Instructions:
A. From the passage on deep wisdom, list every place it names where Wisdom raises her voice.
B. Quote the stretch of the passage on deep wisdom from "The end of the" through "love for creation.".

Text shown:
But this is not to say that there isn’t a deep wisdom
          that it is good for us to hear and heed.
 
There is something profoundly good about learning to live in harmony with creation,
          and whilst it doesn’t guarantee our freedom from suffering,
          it is nonetheless a wisdom worth seeking.
 
Last week I quoted from The Lion, The Witch, and The Wardrobe,
          which I found out this week is going to be
          the Bloomsbury book group book for next month!
 
And I’d like to return to it again this week,
          to see how C.S. Lewis explains this idea of deep wisdom
          or deep magic, as he refers to it.
 
In the world of Narnia, the Deep Magic refers to a set of laws
          placed into Narnia at the time of its creation
          by the Emperor-beyond-the-Sea.
 
These laws were inscribed on the Stone Table,
          on which Aslan will eventually be sacrificed.
 
The law stated that the White Witch, Jadis,
          was entitled to kill every traitor,
and that if she was denied this right,
          all of Narnia would be "overturned and perish in fire and water".
 
However, we find out that unknown to Jadis,
          a deeper magic from before the dawn of Time existed,
which said that if a willing victim who had committed no treachery
          was killed in a traitor's stead,
the Stone Table would crack,
          and Death itself would start working backwards.
 
And so when Jadis made a claim on Edmund Pevensie's life,
          Aslan used this Deeper Magic to save him,
          at the cost of his own life.
 
This idea that there is deep wisdom written into the cosmos
          invites us to listen carefully to creation,
and the groaning of creation in response to the climate crisis,
          is something that humanity needs to hear and hear urgently.
 
But this applies to us on a personal level,
          as well as corporately.
 
Many voices in the Christian tradition portray life
          as a dangerous tightrope,
          a straight-and-narrow line where we dare not misstep.
 
But the Woman Wisdom testifies to the harmony and order
          that can be seen in a large and open landscape
 
She points us to a freedom within form,
          to a way of living where each day is a new adventure,
          to be explored joyfully with wisdom as our map.
 
The reduction of religion to rules and regulations,
          is the opposite of what is in view here.
 
Woman Wisdom’s response to her experience of creation,
          humanity, and the order of God’s world emphasises joy.
 
The end of the passage leaves us with three key images:
          Firstly, that God delights in her,
          Secondly, that she dances before him,
          and Thirdly, that she delights in humanity.
 
The whole poem is full of love, compassion,
          intimacy, and exuberant joy and playfulness.
 
Cosmic wisdom assures us that the good life
          is one of joy, and of love for creation.
 
And this is the message that Wisdom shouts aloud,
          raising her voice on the heights, beside the way,
                   at the crossroads,
                   beside the gates in front of the town (8.2-3).
 
This wisdom is not for the holy elect, or the faithful few,
          it is wisdom which is good news for all,
and if I were to sum it up, I think what it boils down to,
          is the message that God is love, and that God loves us.
 
And those who respond to God’s love
          by living according to the grain of creation,
          are those who embody the wisdom of God.
 
And as we saw last week,
          the key to such wise and harmonious living
          is life lived in the light of what God has already done for us.

Data supplied:

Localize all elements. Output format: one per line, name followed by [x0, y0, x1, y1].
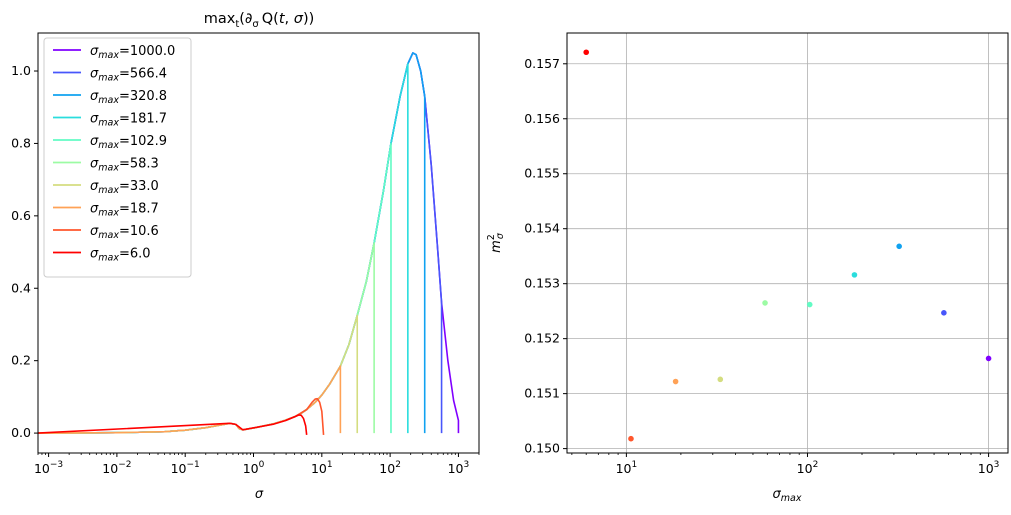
legend-label: σmax=58.3	[90, 157, 159, 174]
legend-label: σmax=102.9	[90, 134, 167, 151]
legend-label: σmax=10.6	[90, 224, 159, 241]
y-tick-label: 0.157	[524, 56, 560, 71]
legend-box	[43, 37, 192, 278]
right-points	[583, 49, 992, 442]
left-y-ticks: 0.0 0.2 0.4 0.6 0.8 1.0	[11, 63, 38, 440]
legend-entry: σmax=1000.0	[53, 44, 175, 61]
x-axis-label: σ	[255, 487, 264, 502]
legend-entry: σmax=181.7	[53, 112, 167, 129]
legend-entry: σmax=33.0	[53, 179, 159, 196]
left-plot-frame	[37, 32, 480, 454]
y-tick-label: 0.152	[524, 331, 560, 346]
legend-label: σmax=320.8	[90, 89, 167, 106]
y-tick-label: 1.0	[11, 63, 31, 78]
legend-label: σmax=33.0	[90, 179, 159, 196]
legend-label: σmax=566.4	[90, 67, 167, 84]
right-chart: 101 102 103 0.150 0.151 0.152 0.153 0.154 0.155…	[486, 32, 1009, 504]
scatter-point	[941, 310, 947, 316]
legend-label: σmax=18.7	[90, 202, 159, 219]
legend-entry: σmax=320.8	[53, 89, 167, 106]
legend-entry: σmax=18.7	[53, 202, 159, 219]
x-tick-label: 101	[616, 460, 638, 476]
scatter-point	[896, 243, 902, 250]
scatter-point	[806, 301, 813, 308]
right-plot-frame	[566, 32, 1009, 454]
legend-entry: σmax=566.4	[53, 67, 167, 84]
left-curves	[37, 52, 460, 435]
y-tick-label: 0.151	[524, 386, 560, 401]
y-tick-label: 0.154	[524, 221, 560, 236]
scatter-point	[583, 49, 590, 56]
scatter-point	[717, 376, 724, 383]
y-tick-label: 0.150	[524, 441, 560, 456]
legend: σmax=1000.0 σmax=566.4 σmax=320.8 σmax=181.…	[43, 37, 192, 278]
legend-label: σmax=6.0	[90, 247, 151, 264]
legend-entry: σmax=10.6	[53, 224, 159, 241]
x-tick-label: 103	[448, 460, 470, 476]
x-tick-label: 10−3	[34, 460, 63, 476]
chart-title: maxt(∂σ Q(t, σ))	[204, 11, 315, 30]
legend-entry: σmax=58.3	[53, 157, 159, 174]
x-tick-label: 102	[797, 460, 819, 476]
right-x-ticks: 101 102 103	[571, 453, 1000, 476]
legend-label: σmax=181.7	[90, 112, 167, 129]
left-chart: maxt(∂σ Q(t, σ)) 10−3 10−2 10−1 100 101 102 103…	[11, 11, 480, 502]
y-tick-label: 0.155	[524, 166, 560, 181]
x-axis-label: σmax	[773, 487, 802, 504]
x-tick-label: 103	[978, 460, 1000, 476]
y-tick-label: 0.4	[11, 280, 31, 295]
right-grid	[567, 33, 1008, 453]
x-tick-label: 100	[243, 460, 265, 476]
legend-entry: σmax=102.9	[53, 134, 167, 151]
y-tick-label: 0.153	[524, 276, 560, 291]
x-tick-label: 101	[311, 460, 333, 476]
scatter-point	[851, 272, 858, 278]
x-tick-label: 10−1	[171, 460, 200, 476]
x-tick-label: 10−2	[102, 460, 131, 476]
legend-label: σmax=1000.0	[90, 44, 175, 61]
legend-entry: σmax=6.0	[53, 247, 151, 264]
scatter-point	[762, 300, 768, 306]
series-line-6.0	[37, 414, 308, 435]
scatter-point	[985, 355, 992, 362]
scatter-point	[672, 378, 679, 385]
y-tick-label: 0.2	[11, 353, 31, 368]
y-tick-label: 0.8	[11, 135, 31, 150]
y-tick-label: 0.6	[11, 208, 31, 223]
y-axis-label: m2σ	[486, 232, 506, 253]
left-x-ticks: 10−3 10−2 10−1 100 101 102 103	[34, 453, 480, 476]
y-tick-label: 0.0	[11, 425, 31, 440]
x-tick-label: 102	[379, 460, 401, 476]
y-tick-label: 0.156	[524, 111, 560, 126]
scatter-point	[628, 435, 634, 442]
right-y-ticks: 0.150 0.151 0.152 0.153 0.154 0.155 0.156 0.157	[524, 56, 567, 456]
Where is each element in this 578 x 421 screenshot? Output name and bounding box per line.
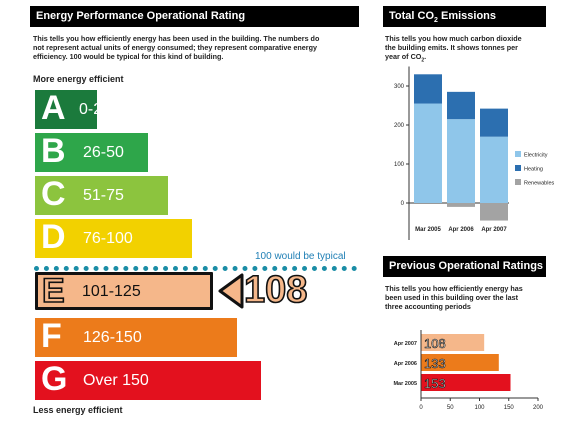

Results by task:
A.
- On the heights
- Beside the way
- At the crossroads
- Beside the gates in front of the town

B.
The end of the passage leaves us with three key images:
          Firstly, that God delights in her,
          Secondly, that she dances before him,
          and Thirdly, that she delights in humanity.
 
The whole poem is full of love, compassion,
          intimacy, and exuberant joy and playfulness.
 
Cosmic wisdom assures us that the good life
          is one of joy, and of love for creation.